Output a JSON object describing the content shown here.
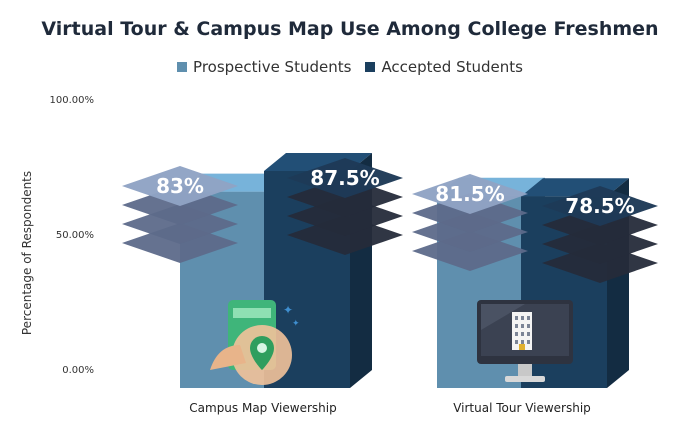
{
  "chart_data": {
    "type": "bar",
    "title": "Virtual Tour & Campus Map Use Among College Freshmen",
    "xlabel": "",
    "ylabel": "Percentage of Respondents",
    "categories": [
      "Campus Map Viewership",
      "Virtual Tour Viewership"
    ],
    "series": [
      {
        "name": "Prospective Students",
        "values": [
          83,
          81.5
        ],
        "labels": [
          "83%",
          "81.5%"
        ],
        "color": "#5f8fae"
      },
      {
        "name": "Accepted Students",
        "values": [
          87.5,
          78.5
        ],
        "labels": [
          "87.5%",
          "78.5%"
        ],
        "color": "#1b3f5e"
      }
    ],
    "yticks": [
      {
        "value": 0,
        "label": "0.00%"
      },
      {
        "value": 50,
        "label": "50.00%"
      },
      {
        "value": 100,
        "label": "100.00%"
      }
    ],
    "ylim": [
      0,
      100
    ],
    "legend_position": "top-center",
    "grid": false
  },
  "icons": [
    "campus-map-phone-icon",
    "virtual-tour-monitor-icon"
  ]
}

---

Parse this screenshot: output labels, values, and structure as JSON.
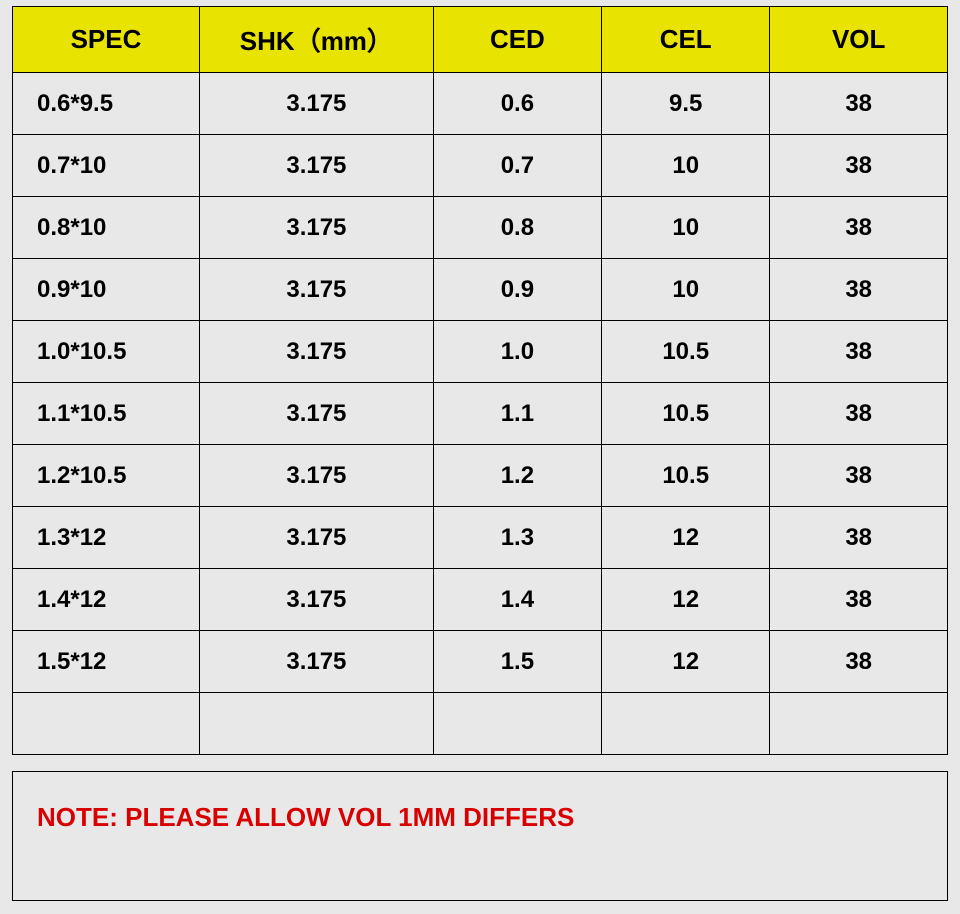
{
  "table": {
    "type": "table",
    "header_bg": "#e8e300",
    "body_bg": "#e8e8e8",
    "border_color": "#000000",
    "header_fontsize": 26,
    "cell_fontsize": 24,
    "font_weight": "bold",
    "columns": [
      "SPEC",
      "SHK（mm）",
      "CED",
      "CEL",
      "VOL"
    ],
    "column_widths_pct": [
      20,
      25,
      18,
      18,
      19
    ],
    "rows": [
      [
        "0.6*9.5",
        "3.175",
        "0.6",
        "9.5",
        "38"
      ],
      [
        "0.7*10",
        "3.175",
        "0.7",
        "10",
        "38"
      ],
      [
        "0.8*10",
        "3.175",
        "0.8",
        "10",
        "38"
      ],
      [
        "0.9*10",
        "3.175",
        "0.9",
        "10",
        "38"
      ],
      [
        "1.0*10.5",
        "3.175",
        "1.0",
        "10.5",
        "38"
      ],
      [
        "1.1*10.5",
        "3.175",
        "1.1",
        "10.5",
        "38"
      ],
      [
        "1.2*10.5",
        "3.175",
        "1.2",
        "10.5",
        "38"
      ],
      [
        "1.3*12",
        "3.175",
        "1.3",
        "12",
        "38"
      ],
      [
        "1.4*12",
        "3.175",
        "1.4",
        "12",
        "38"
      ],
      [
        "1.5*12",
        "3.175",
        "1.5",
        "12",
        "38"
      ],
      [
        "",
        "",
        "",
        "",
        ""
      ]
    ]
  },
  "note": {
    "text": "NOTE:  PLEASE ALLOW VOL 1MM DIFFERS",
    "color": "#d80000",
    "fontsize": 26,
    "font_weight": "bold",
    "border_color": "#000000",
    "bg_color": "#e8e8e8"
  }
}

▶ [Exercise goal]: Go through the material above and copy each line that has the word "name".

▶ [Task solution]:
        "name": "Prospective Students",
        "name": "Accepted Students",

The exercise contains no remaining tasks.